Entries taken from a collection
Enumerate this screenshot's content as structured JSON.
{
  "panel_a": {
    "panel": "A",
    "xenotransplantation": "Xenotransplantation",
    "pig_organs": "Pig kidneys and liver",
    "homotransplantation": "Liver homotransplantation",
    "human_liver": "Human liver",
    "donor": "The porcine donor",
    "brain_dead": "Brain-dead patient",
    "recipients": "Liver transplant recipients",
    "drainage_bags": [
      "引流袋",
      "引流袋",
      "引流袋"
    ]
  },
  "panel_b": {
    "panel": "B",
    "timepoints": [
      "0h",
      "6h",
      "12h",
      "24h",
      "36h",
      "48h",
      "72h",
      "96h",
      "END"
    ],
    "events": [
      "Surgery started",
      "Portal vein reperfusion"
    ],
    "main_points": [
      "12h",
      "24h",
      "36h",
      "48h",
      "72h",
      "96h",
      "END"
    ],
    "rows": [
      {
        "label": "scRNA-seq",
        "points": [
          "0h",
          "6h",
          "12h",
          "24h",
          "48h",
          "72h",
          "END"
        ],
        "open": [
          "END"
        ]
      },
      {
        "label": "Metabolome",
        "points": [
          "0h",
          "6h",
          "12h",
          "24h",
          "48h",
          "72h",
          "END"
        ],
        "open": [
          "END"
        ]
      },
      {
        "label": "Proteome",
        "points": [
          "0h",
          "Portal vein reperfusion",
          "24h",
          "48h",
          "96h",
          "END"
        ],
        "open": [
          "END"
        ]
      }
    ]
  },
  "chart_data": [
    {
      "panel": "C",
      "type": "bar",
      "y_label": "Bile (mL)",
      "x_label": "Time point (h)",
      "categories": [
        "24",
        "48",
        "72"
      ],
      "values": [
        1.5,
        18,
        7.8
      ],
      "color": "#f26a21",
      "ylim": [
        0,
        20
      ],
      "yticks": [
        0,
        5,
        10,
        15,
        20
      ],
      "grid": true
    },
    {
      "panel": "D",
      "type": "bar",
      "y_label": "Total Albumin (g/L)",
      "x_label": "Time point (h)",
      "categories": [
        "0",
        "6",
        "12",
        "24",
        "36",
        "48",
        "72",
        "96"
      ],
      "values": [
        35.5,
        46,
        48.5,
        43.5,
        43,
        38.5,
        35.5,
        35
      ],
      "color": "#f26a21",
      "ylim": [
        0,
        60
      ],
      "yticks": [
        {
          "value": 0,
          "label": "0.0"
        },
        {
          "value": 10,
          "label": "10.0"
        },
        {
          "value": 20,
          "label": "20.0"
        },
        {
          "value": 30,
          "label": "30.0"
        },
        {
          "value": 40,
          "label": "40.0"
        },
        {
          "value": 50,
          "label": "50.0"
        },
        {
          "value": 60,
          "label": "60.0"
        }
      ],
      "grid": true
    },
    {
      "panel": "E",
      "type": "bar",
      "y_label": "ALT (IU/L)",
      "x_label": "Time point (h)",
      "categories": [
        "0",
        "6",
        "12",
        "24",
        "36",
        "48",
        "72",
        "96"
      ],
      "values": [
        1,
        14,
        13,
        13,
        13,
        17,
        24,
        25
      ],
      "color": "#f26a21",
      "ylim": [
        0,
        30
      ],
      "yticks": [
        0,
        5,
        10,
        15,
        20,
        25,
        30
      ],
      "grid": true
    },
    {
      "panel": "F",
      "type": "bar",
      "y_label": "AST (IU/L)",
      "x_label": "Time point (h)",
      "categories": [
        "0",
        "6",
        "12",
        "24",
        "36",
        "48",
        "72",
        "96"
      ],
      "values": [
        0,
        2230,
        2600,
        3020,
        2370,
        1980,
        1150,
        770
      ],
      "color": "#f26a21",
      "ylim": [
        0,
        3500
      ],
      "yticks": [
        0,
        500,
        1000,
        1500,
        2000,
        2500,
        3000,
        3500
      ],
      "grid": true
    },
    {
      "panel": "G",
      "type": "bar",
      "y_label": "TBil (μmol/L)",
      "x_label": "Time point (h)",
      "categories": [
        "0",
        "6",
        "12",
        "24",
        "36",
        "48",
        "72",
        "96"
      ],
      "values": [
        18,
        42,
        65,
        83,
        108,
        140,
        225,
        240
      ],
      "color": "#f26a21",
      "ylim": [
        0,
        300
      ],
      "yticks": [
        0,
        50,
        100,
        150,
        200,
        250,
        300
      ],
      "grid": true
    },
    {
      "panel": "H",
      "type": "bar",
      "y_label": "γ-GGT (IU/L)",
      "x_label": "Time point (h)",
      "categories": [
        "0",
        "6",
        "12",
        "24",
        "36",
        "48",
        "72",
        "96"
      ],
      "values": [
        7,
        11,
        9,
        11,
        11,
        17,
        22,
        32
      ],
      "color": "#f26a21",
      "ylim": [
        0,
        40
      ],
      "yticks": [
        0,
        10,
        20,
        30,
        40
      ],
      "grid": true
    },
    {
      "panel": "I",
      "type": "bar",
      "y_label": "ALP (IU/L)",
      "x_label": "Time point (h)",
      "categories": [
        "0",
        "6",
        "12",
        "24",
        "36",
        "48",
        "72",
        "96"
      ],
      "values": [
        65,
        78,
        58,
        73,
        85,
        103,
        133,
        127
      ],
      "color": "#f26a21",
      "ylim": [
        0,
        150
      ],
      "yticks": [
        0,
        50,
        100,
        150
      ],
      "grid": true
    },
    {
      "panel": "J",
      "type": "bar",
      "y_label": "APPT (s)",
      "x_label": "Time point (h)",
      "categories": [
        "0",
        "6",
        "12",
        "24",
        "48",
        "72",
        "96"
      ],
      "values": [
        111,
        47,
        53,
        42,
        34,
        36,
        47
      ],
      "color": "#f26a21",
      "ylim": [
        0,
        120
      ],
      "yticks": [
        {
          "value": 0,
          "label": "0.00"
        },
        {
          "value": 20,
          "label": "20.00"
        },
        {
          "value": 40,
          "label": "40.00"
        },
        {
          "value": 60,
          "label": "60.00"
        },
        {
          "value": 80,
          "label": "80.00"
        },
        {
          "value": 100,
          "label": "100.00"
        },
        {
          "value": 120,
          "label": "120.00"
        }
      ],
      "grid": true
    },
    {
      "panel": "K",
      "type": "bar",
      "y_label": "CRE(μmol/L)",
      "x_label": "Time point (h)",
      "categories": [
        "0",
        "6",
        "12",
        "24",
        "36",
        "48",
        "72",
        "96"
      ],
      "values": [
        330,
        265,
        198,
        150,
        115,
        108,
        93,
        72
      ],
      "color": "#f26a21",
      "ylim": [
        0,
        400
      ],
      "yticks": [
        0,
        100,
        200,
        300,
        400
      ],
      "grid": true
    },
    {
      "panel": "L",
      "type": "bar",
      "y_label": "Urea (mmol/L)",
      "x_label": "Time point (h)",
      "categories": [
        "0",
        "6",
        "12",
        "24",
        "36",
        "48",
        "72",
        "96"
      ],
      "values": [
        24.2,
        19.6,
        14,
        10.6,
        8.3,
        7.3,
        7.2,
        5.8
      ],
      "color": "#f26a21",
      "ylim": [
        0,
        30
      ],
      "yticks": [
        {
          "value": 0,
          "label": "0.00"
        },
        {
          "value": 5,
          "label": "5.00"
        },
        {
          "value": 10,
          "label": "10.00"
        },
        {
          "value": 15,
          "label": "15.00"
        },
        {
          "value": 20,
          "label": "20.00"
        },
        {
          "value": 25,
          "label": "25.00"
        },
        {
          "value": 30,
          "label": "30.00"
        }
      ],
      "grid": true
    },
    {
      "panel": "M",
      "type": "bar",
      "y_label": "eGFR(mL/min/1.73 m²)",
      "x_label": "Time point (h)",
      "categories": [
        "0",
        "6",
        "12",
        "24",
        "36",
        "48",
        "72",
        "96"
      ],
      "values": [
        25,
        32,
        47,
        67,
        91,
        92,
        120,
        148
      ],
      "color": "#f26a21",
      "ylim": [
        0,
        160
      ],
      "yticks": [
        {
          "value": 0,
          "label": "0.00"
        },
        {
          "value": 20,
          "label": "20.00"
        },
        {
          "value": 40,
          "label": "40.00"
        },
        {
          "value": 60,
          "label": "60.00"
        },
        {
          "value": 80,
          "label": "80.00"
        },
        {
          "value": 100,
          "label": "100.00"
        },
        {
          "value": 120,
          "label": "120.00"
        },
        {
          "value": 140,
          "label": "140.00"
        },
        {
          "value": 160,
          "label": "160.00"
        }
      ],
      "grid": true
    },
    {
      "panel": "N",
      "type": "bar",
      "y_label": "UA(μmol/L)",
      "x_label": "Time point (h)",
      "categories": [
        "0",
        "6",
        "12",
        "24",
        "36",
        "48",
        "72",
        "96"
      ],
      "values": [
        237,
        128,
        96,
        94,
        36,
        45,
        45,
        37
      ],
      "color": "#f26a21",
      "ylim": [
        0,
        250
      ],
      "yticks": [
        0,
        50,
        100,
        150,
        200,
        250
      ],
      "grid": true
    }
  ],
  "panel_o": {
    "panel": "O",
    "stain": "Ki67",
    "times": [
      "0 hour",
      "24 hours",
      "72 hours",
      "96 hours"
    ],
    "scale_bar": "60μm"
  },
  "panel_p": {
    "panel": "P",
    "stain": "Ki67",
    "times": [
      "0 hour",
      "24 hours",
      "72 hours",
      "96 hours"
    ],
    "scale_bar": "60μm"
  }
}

__Written instruction__
Search the listing above for the string "Portal". Copy every line that contains it.

__Solution to the problem__
      "Portal vein reperfusion"
          "Portal vein reperfusion",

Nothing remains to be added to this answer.